>> Start Listed entries

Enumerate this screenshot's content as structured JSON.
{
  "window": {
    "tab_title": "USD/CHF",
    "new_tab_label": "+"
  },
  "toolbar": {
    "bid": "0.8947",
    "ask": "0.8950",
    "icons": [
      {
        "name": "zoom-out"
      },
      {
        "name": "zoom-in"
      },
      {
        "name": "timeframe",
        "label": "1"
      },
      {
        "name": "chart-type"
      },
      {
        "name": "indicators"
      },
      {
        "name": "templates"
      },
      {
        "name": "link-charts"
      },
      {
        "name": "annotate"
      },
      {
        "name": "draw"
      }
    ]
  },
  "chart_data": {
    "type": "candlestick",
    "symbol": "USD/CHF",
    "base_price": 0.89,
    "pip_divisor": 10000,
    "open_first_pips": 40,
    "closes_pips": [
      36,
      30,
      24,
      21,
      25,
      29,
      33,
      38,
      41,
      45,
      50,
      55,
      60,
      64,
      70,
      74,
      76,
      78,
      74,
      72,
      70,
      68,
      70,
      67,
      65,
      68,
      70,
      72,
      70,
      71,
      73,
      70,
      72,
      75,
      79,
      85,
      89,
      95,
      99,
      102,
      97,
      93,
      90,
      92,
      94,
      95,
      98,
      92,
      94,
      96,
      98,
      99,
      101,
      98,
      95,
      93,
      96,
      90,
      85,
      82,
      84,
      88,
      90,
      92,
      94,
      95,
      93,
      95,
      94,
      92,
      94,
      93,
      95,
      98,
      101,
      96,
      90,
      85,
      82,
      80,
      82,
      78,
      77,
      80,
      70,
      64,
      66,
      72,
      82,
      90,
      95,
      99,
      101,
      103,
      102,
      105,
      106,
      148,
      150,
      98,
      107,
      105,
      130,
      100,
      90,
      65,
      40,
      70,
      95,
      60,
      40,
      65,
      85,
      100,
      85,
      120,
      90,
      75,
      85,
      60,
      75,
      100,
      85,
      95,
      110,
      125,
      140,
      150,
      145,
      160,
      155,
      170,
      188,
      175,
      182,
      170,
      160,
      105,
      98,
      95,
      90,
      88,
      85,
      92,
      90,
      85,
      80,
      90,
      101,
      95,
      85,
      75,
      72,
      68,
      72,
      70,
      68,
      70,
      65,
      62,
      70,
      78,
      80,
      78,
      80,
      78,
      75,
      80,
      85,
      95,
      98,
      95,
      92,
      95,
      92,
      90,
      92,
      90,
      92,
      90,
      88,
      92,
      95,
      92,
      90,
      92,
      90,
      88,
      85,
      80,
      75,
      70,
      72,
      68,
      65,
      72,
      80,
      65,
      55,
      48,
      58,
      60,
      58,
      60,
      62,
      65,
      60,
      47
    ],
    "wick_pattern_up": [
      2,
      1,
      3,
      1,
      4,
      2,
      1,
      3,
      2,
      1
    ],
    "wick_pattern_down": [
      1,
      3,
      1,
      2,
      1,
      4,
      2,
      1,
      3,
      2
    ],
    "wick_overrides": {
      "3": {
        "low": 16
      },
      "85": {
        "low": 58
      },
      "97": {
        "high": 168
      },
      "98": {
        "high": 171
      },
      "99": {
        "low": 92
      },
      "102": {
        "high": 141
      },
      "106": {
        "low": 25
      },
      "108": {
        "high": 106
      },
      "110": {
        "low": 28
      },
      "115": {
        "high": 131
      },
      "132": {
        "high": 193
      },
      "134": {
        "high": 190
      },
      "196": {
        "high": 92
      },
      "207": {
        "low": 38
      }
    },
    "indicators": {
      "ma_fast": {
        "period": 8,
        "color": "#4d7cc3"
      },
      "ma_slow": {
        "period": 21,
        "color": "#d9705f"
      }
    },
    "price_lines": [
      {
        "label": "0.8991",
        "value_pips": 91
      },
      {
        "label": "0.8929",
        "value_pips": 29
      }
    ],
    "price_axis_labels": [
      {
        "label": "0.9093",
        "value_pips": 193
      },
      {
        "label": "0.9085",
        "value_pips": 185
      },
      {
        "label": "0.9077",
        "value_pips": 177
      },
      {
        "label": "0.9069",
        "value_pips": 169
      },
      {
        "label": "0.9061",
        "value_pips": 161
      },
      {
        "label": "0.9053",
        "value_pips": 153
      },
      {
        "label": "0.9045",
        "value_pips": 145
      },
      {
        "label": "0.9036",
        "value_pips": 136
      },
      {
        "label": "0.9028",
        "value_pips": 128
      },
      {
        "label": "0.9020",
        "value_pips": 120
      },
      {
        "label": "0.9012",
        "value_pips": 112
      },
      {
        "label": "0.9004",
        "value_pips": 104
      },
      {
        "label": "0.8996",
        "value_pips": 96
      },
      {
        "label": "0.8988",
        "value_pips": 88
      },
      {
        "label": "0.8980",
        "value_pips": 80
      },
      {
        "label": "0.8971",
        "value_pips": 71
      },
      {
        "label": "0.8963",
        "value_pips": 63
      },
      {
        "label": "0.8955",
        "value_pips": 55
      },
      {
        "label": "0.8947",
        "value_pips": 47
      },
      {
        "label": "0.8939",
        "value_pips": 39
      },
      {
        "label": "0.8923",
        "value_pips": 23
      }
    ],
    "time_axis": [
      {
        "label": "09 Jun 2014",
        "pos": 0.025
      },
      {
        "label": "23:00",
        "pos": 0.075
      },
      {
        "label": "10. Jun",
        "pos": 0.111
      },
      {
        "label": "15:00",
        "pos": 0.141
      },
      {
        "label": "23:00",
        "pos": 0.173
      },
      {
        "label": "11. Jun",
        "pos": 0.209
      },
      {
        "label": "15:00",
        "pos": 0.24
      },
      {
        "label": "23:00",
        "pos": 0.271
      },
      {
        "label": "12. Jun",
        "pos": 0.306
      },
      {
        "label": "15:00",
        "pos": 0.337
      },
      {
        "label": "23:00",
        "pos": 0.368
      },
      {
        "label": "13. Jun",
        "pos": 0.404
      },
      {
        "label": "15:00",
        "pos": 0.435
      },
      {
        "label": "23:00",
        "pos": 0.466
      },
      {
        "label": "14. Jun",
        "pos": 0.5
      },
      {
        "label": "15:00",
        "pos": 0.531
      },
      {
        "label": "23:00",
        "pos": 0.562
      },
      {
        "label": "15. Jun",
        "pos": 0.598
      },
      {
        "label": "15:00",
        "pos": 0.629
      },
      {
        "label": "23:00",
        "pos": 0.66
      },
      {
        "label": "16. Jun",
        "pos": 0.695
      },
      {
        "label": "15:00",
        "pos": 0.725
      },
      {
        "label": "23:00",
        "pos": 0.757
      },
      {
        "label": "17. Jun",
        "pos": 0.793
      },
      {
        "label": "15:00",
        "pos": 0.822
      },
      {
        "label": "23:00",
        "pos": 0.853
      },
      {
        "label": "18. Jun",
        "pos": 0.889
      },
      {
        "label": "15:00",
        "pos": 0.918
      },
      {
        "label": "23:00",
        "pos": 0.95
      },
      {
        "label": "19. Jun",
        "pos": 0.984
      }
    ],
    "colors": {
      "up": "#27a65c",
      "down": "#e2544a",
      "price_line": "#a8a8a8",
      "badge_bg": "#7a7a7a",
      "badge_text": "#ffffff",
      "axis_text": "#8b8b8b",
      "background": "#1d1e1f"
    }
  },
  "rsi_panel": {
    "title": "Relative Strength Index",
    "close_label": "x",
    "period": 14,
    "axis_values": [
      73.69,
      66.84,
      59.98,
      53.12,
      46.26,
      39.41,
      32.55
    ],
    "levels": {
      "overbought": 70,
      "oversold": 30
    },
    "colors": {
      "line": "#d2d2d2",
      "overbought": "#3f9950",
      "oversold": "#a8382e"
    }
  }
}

>> End Listed entries

Exercise goal -
Can you reproduce all the material exactly?

Solution for this task -
Enumerate this screenshot's content as structured JSON.
{
  "window": {
    "tab_title": "USD/CHF",
    "new_tab_label": "+"
  },
  "toolbar": {
    "bid": "0.8947",
    "ask": "0.8950",
    "icons": [
      {
        "name": "zoom-out"
      },
      {
        "name": "zoom-in"
      },
      {
        "name": "timeframe",
        "label": "1"
      },
      {
        "name": "chart-type"
      },
      {
        "name": "indicators"
      },
      {
        "name": "templates"
      },
      {
        "name": "link-charts"
      },
      {
        "name": "annotate"
      },
      {
        "name": "draw"
      }
    ]
  },
  "chart_data": {
    "type": "candlestick",
    "symbol": "USD/CHF",
    "base_price": 0.89,
    "pip_divisor": 10000,
    "open_first_pips": 40,
    "closes_pips": [
      36,
      30,
      24,
      21,
      25,
      29,
      33,
      38,
      41,
      45,
      50,
      55,
      60,
      64,
      70,
      74,
      76,
      78,
      74,
      72,
      70,
      68,
      70,
      67,
      65,
      68,
      70,
      72,
      70,
      71,
      73,
      70,
      72,
      75,
      79,
      85,
      89,
      95,
      99,
      102,
      97,
      93,
      90,
      92,
      94,
      95,
      98,
      92,
      94,
      96,
      98,
      99,
      101,
      98,
      95,
      93,
      96,
      90,
      85,
      82,
      84,
      88,
      90,
      92,
      94,
      95,
      93,
      95,
      94,
      92,
      94,
      93,
      95,
      98,
      101,
      96,
      90,
      85,
      82,
      80,
      82,
      78,
      77,
      80,
      70,
      64,
      66,
      72,
      82,
      90,
      95,
      99,
      101,
      103,
      102,
      105,
      106,
      148,
      150,
      98,
      107,
      105,
      130,
      100,
      90,
      65,
      40,
      70,
      95,
      60,
      40,
      65,
      85,
      100,
      85,
      120,
      90,
      75,
      85,
      60,
      75,
      100,
      85,
      95,
      110,
      125,
      140,
      150,
      145,
      160,
      155,
      170,
      188,
      175,
      182,
      170,
      160,
      105,
      98,
      95,
      90,
      88,
      85,
      92,
      90,
      85,
      80,
      90,
      101,
      95,
      85,
      75,
      72,
      68,
      72,
      70,
      68,
      70,
      65,
      62,
      70,
      78,
      80,
      78,
      80,
      78,
      75,
      80,
      85,
      95,
      98,
      95,
      92,
      95,
      92,
      90,
      92,
      90,
      92,
      90,
      88,
      92,
      95,
      92,
      90,
      92,
      90,
      88,
      85,
      80,
      75,
      70,
      72,
      68,
      65,
      72,
      80,
      65,
      55,
      48,
      58,
      60,
      58,
      60,
      62,
      65,
      60,
      47
    ],
    "wick_pattern_up": [
      2,
      1,
      3,
      1,
      4,
      2,
      1,
      3,
      2,
      1
    ],
    "wick_pattern_down": [
      1,
      3,
      1,
      2,
      1,
      4,
      2,
      1,
      3,
      2
    ],
    "wick_overrides": {
      "3": {
        "low": 16
      },
      "85": {
        "low": 58
      },
      "97": {
        "high": 168
      },
      "98": {
        "high": 171
      },
      "99": {
        "low": 92
      },
      "102": {
        "high": 141
      },
      "106": {
        "low": 25
      },
      "108": {
        "high": 106
      },
      "110": {
        "low": 28
      },
      "115": {
        "high": 131
      },
      "132": {
        "high": 193
      },
      "134": {
        "high": 190
      },
      "196": {
        "high": 92
      },
      "207": {
        "low": 38
      }
    },
    "indicators": {
      "ma_fast": {
        "period": 8,
        "color": "#4d7cc3"
      },
      "ma_slow": {
        "period": 21,
        "color": "#d9705f"
      }
    },
    "price_lines": [
      {
        "label": "0.8991",
        "value_pips": 91
      },
      {
        "label": "0.8929",
        "value_pips": 29
      }
    ],
    "price_axis_labels": [
      {
        "label": "0.9093",
        "value_pips": 193
      },
      {
        "label": "0.9085",
        "value_pips": 185
      },
      {
        "label": "0.9077",
        "value_pips": 177
      },
      {
        "label": "0.9069",
        "value_pips": 169
      },
      {
        "label": "0.9061",
        "value_pips": 161
      },
      {
        "label": "0.9053",
        "value_pips": 153
      },
      {
        "label": "0.9045",
        "value_pips": 145
      },
      {
        "label": "0.9036",
        "value_pips": 136
      },
      {
        "label": "0.9028",
        "value_pips": 128
      },
      {
        "label": "0.9020",
        "value_pips": 120
      },
      {
        "label": "0.9012",
        "value_pips": 112
      },
      {
        "label": "0.9004",
        "value_pips": 104
      },
      {
        "label": "0.8996",
        "value_pips": 96
      },
      {
        "label": "0.8988",
        "value_pips": 88
      },
      {
        "label": "0.8980",
        "value_pips": 80
      },
      {
        "label": "0.8971",
        "value_pips": 71
      },
      {
        "label": "0.8963",
        "value_pips": 63
      },
      {
        "label": "0.8955",
        "value_pips": 55
      },
      {
        "label": "0.8947",
        "value_pips": 47
      },
      {
        "label": "0.8939",
        "value_pips": 39
      },
      {
        "label": "0.8923",
        "value_pips": 23
      }
    ],
    "time_axis": [
      {
        "label": "09 Jun 2014",
        "pos": 0.025
      },
      {
        "label": "23:00",
        "pos": 0.075
      },
      {
        "label": "10. Jun",
        "pos": 0.111
      },
      {
        "label": "15:00",
        "pos": 0.141
      },
      {
        "label": "23:00",
        "pos": 0.173
      },
      {
        "label": "11. Jun",
        "pos": 0.209
      },
      {
        "label": "15:00",
        "pos": 0.24
      },
      {
        "label": "23:00",
        "pos": 0.271
      },
      {
        "label": "12. Jun",
        "pos": 0.306
      },
      {
        "label": "15:00",
        "pos": 0.337
      },
      {
        "label": "23:00",
        "pos": 0.368
      },
      {
        "label": "13. Jun",
        "pos": 0.404
      },
      {
        "label": "15:00",
        "pos": 0.435
      },
      {
        "label": "23:00",
        "pos": 0.466
      },
      {
        "label": "14. Jun",
        "pos": 0.5
      },
      {
        "label": "15:00",
        "pos": 0.531
      },
      {
        "label": "23:00",
        "pos": 0.562
      },
      {
        "label": "15. Jun",
        "pos": 0.598
      },
      {
        "label": "15:00",
        "pos": 0.629
      },
      {
        "label": "23:00",
        "pos": 0.66
      },
      {
        "label": "16. Jun",
        "pos": 0.695
      },
      {
        "label": "15:00",
        "pos": 0.725
      },
      {
        "label": "23:00",
        "pos": 0.757
      },
      {
        "label": "17. Jun",
        "pos": 0.793
      },
      {
        "label": "15:00",
        "pos": 0.822
      },
      {
        "label": "23:00",
        "pos": 0.853
      },
      {
        "label": "18. Jun",
        "pos": 0.889
      },
      {
        "label": "15:00",
        "pos": 0.918
      },
      {
        "label": "23:00",
        "pos": 0.95
      },
      {
        "label": "19. Jun",
        "pos": 0.984
      }
    ],
    "colors": {
      "up": "#27a65c",
      "down": "#e2544a",
      "price_line": "#a8a8a8",
      "badge_bg": "#7a7a7a",
      "badge_text": "#ffffff",
      "axis_text": "#8b8b8b",
      "background": "#1d1e1f"
    }
  },
  "rsi_panel": {
    "title": "Relative Strength Index",
    "close_label": "x",
    "period": 14,
    "axis_values": [
      73.69,
      66.84,
      59.98,
      53.12,
      46.26,
      39.41,
      32.55
    ],
    "levels": {
      "overbought": 70,
      "oversold": 30
    },
    "colors": {
      "line": "#d2d2d2",
      "overbought": "#3f9950",
      "oversold": "#a8382e"
    }
  }
}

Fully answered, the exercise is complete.